WHAT YOU ARE ASKED TO DO:
Images are not part of the copy; transcribe all the data exactly.

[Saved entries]
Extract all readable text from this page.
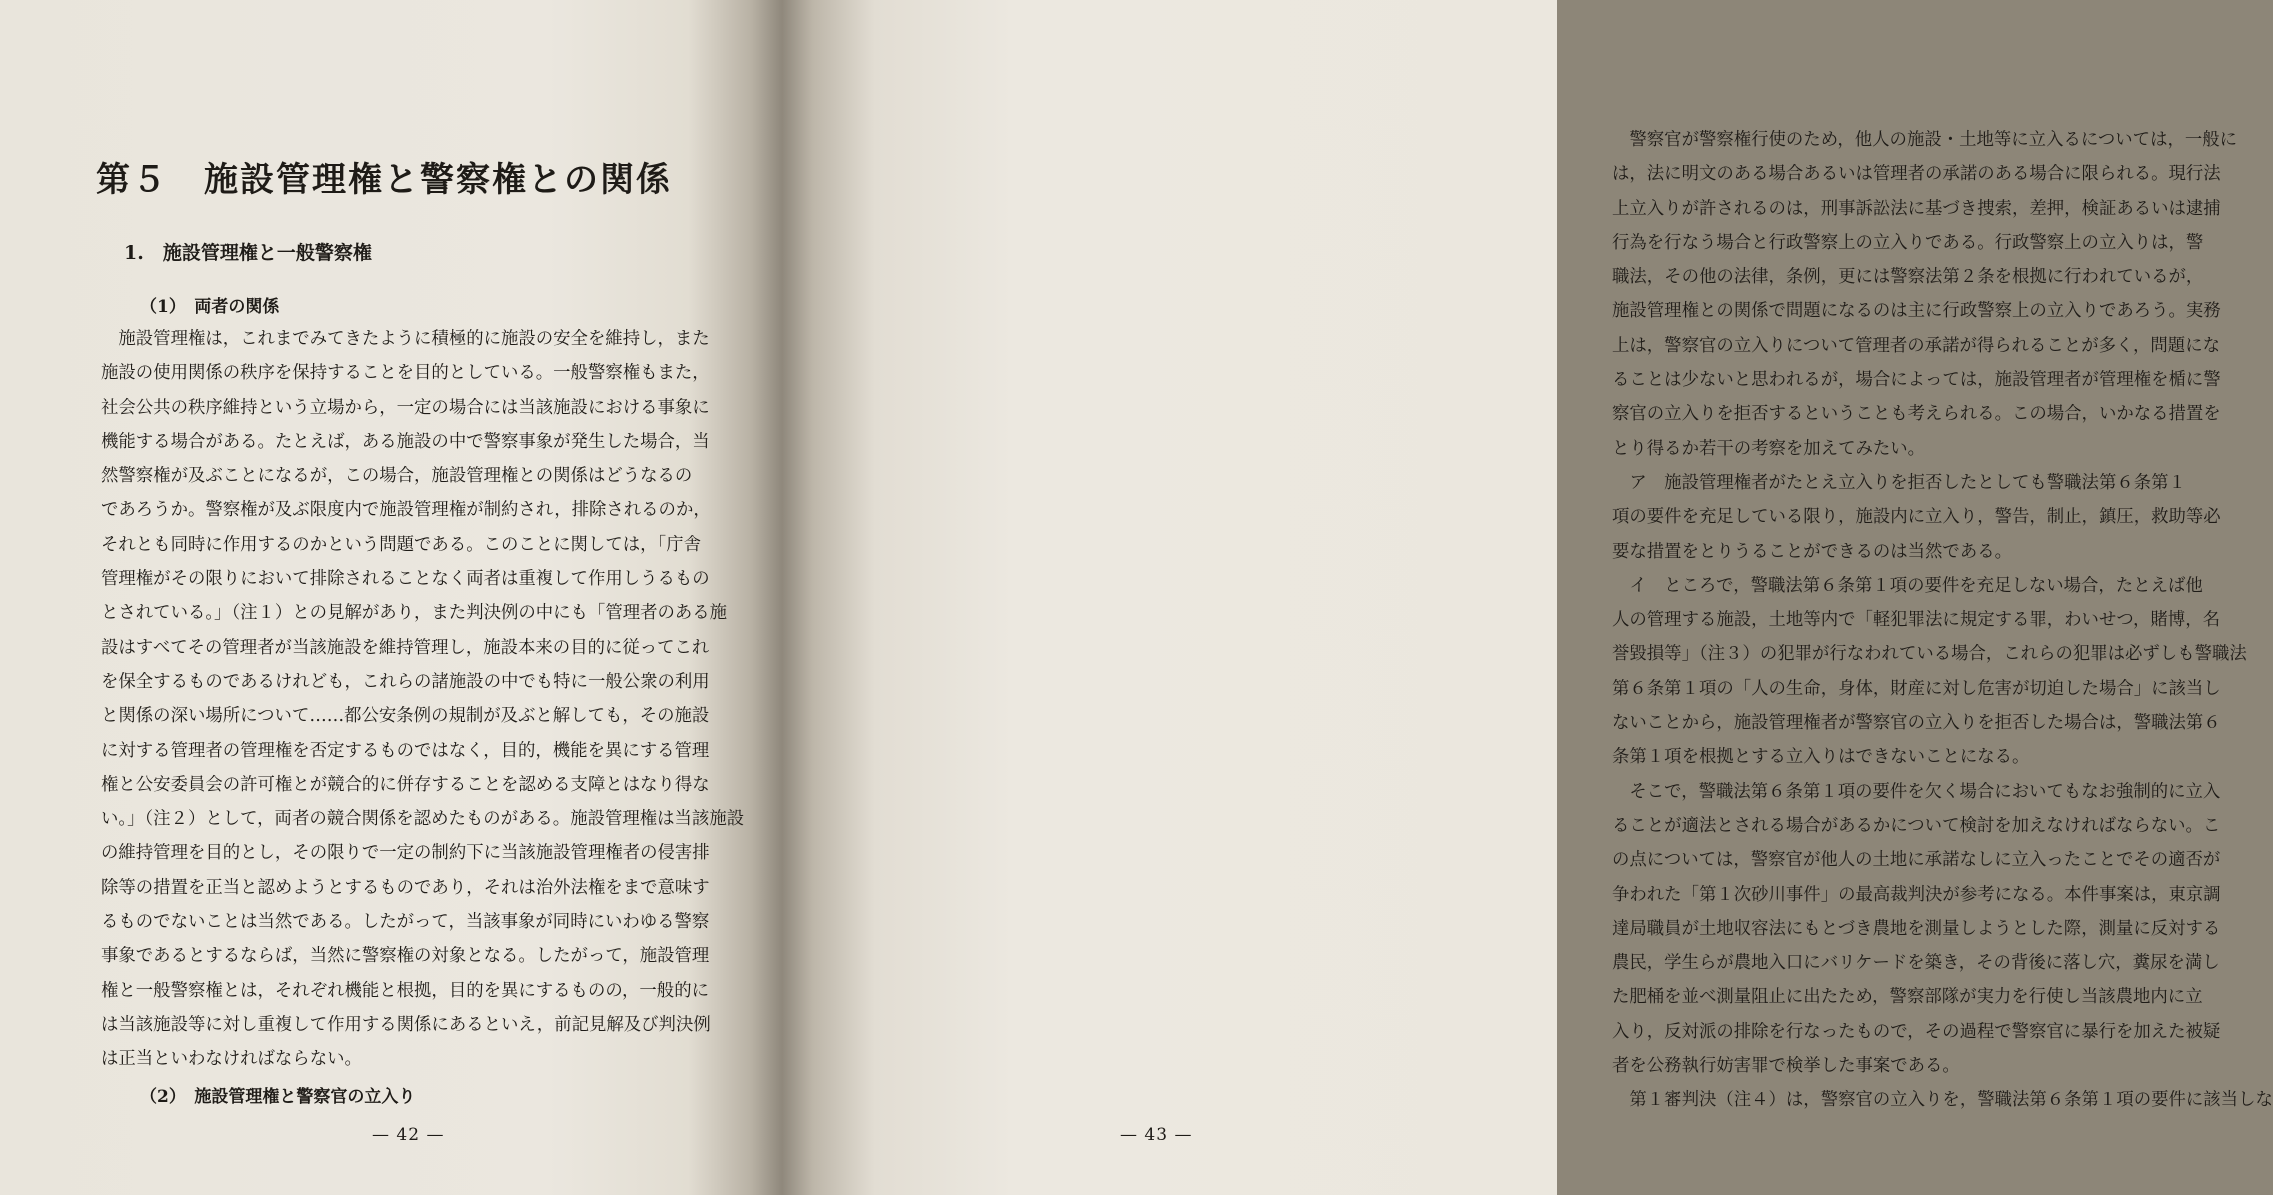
第５　施設管理権と警察権との関係
1.　施設管理権と一般警察権
（1）　両者の関係
　施設管理権は，これまでみてきたように積極的に施設の安全を維持し，また
施設の使用関係の秩序を保持することを目的としている。一般警察権もまた，
社会公共の秩序維持という立場から，一定の場合には当該施設における事象に
機能する場合がある。たとえば，ある施設の中で警察事象が発生した場合，当
然警察権が及ぶことになるが，この場合，施設管理権との関係はどうなるの
であろうか。警察権が及ぶ限度内で施設管理権が制約され，排除されるのか，
それとも同時に作用するのかという問題である。このことに関しては，「庁舎
管理権がその限りにおいて排除されることなく両者は重複して作用しうるもの
とされている。」（注１）との見解があり，また判決例の中にも「管理者のある施
設はすべてその管理者が当該施設を維持管理し，施設本来の目的に従ってこれ
を保全するものであるけれども，これらの諸施設の中でも特に一般公衆の利用
と関係の深い場所について……都公安条例の規制が及ぶと解しても，その施設
に対する管理者の管理権を否定するものではなく，目的，機能を異にする管理
権と公安委員会の許可権とが競合的に併存することを認める支障とはなり得な
い。」（注２）として，両者の競合関係を認めたものがある。施設管理権は当該施設
の維持管理を目的とし，その限りで一定の制約下に当該施設管理権者の侵害排
除等の措置を正当と認めようとするものであり，それは治外法権をまで意味す
るものでないことは当然である。したがって，当該事象が同時にいわゆる警察
事象であるとするならば，当然に警察権の対象となる。したがって，施設管理
権と一般警察権とは，それぞれ機能と根拠，目的を異にするものの，一般的に
は当該施設等に対し重複して作用する関係にあるといえ，前記見解及び判決例
は正当といわなければならない。
（2）　施設管理権と警察官の立入り
— 42 —
　警察官が警察権行使のため，他人の施設・土地等に立入るについては，一般に
は，法に明文のある場合あるいは管理者の承諾のある場合に限られる。現行法
上立入りが許されるのは，刑事訴訟法に基づき捜索，差押，検証あるいは逮捕
行為を行なう場合と行政警察上の立入りである。行政警察上の立入りは，警
職法，その他の法律，条例，更には警察法第２条を根拠に行われているが，
施設管理権との関係で問題になるのは主に行政警察上の立入りであろう。実務
上は，警察官の立入りについて管理者の承諾が得られることが多く，問題にな
ることは少ないと思われるが，場合によっては，施設管理者が管理権を楯に警
察官の立入りを拒否するということも考えられる。この場合，いかなる措置を
とり得るか若干の考察を加えてみたい。
　ア　施設管理権者がたとえ立入りを拒否したとしても警職法第６条第１
項の要件を充足している限り，施設内に立入り，警告，制止，鎮圧，救助等必
要な措置をとりうることができるのは当然である。
　イ　ところで，警職法第６条第１項の要件を充足しない場合，たとえば他
人の管理する施設，土地等内で「軽犯罪法に規定する罪，わいせつ，賭博，名
誉毀損等」（注３）の犯罪が行なわれている場合，これらの犯罪は必ずしも警職法
第６条第１項の「人の生命，身体，財産に対し危害が切迫した場合」に該当し
ないことから，施設管理権者が警察官の立入りを拒否した場合は，警職法第６
条第１項を根拠とする立入りはできないことになる。
　そこで，警職法第６条第１項の要件を欠く場合においてもなお強制的に立入
ることが適法とされる場合があるかについて検討を加えなければならない。こ
の点については，警察官が他人の土地に承諾なしに立入ったことでその適否が
争われた「第１次砂川事件」の最高裁判決が参考になる。本件事案は，東京調
達局職員が土地収容法にもとづき農地を測量しようとした際，測量に反対する
農民，学生らが農地入口にバリケードを築き，その背後に落し穴，糞尿を満し
た肥桶を並べ測量阻止に出たため，警察部隊が実力を行使し当該農地内に立
入り，反対派の排除を行なったもので，その過程で警察官に暴行を加えた被疑
者を公務執行妨害罪で検挙した事案である。
　第１審判決（注４）は，警察官の立入りを，警職法第６条第１項の要件に該当しな
— 43 —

RESULT OF THE TASK:
Extract all readable text from this page.
第５　施設管理権と警察権との関係
1.　施設管理権と一般警察権
（1）　両者の関係
　施設管理権は，これまでみてきたように積極的に施設の安全を維持し，また
施設の使用関係の秩序を保持することを目的としている。一般警察権もまた，
社会公共の秩序維持という立場から，一定の場合には当該施設における事象に
機能する場合がある。たとえば，ある施設の中で警察事象が発生した場合，当
然警察権が及ぶことになるが，この場合，施設管理権との関係はどうなるの
であろうか。警察権が及ぶ限度内で施設管理権が制約され，排除されるのか，
それとも同時に作用するのかという問題である。このことに関しては，「庁舎
管理権がその限りにおいて排除されることなく両者は重複して作用しうるもの
とされている。」（注１）との見解があり，また判決例の中にも「管理者のある施
設はすべてその管理者が当該施設を維持管理し，施設本来の目的に従ってこれ
を保全するものであるけれども，これらの諸施設の中でも特に一般公衆の利用
と関係の深い場所について……都公安条例の規制が及ぶと解しても，その施設
に対する管理者の管理権を否定するものではなく，目的，機能を異にする管理
権と公安委員会の許可権とが競合的に併存することを認める支障とはなり得な
い。」（注２）として，両者の競合関係を認めたものがある。施設管理権は当該施設
の維持管理を目的とし，その限りで一定の制約下に当該施設管理権者の侵害排
除等の措置を正当と認めようとするものであり，それは治外法権をまで意味す
るものでないことは当然である。したがって，当該事象が同時にいわゆる警察
事象であるとするならば，当然に警察権の対象となる。したがって，施設管理
権と一般警察権とは，それぞれ機能と根拠，目的を異にするものの，一般的に
は当該施設等に対し重複して作用する関係にあるといえ，前記見解及び判決例
は正当といわなければならない。
（2）　施設管理権と警察官の立入り
— 42 —
　警察官が警察権行使のため，他人の施設・土地等に立入るについては，一般に
は，法に明文のある場合あるいは管理者の承諾のある場合に限られる。現行法
上立入りが許されるのは，刑事訴訟法に基づき捜索，差押，検証あるいは逮捕
行為を行なう場合と行政警察上の立入りである。行政警察上の立入りは，警
職法，その他の法律，条例，更には警察法第２条を根拠に行われているが，
施設管理権との関係で問題になるのは主に行政警察上の立入りであろう。実務
上は，警察官の立入りについて管理者の承諾が得られることが多く，問題にな
ることは少ないと思われるが，場合によっては，施設管理者が管理権を楯に警
察官の立入りを拒否するということも考えられる。この場合，いかなる措置を
とり得るか若干の考察を加えてみたい。
　ア　施設管理権者がたとえ立入りを拒否したとしても警職法第６条第１
項の要件を充足している限り，施設内に立入り，警告，制止，鎮圧，救助等必
要な措置をとりうることができるのは当然である。
　イ　ところで，警職法第６条第１項の要件を充足しない場合，たとえば他
人の管理する施設，土地等内で「軽犯罪法に規定する罪，わいせつ，賭博，名
誉毀損等」（注３）の犯罪が行なわれている場合，これらの犯罪は必ずしも警職法
第６条第１項の「人の生命，身体，財産に対し危害が切迫した場合」に該当し
ないことから，施設管理権者が警察官の立入りを拒否した場合は，警職法第６
条第１項を根拠とする立入りはできないことになる。
　そこで，警職法第６条第１項の要件を欠く場合においてもなお強制的に立入
ることが適法とされる場合があるかについて検討を加えなければならない。こ
の点については，警察官が他人の土地に承諾なしに立入ったことでその適否が
争われた「第１次砂川事件」の最高裁判決が参考になる。本件事案は，東京調
達局職員が土地収容法にもとづき農地を測量しようとした際，測量に反対する
農民，学生らが農地入口にバリケードを築き，その背後に落し穴，糞尿を満し
た肥桶を並べ測量阻止に出たため，警察部隊が実力を行使し当該農地内に立
入り，反対派の排除を行なったもので，その過程で警察官に暴行を加えた被疑
者を公務執行妨害罪で検挙した事案である。
　第１審判決（注４）は，警察官の立入りを，警職法第６条第１項の要件に該当しな
— 43 —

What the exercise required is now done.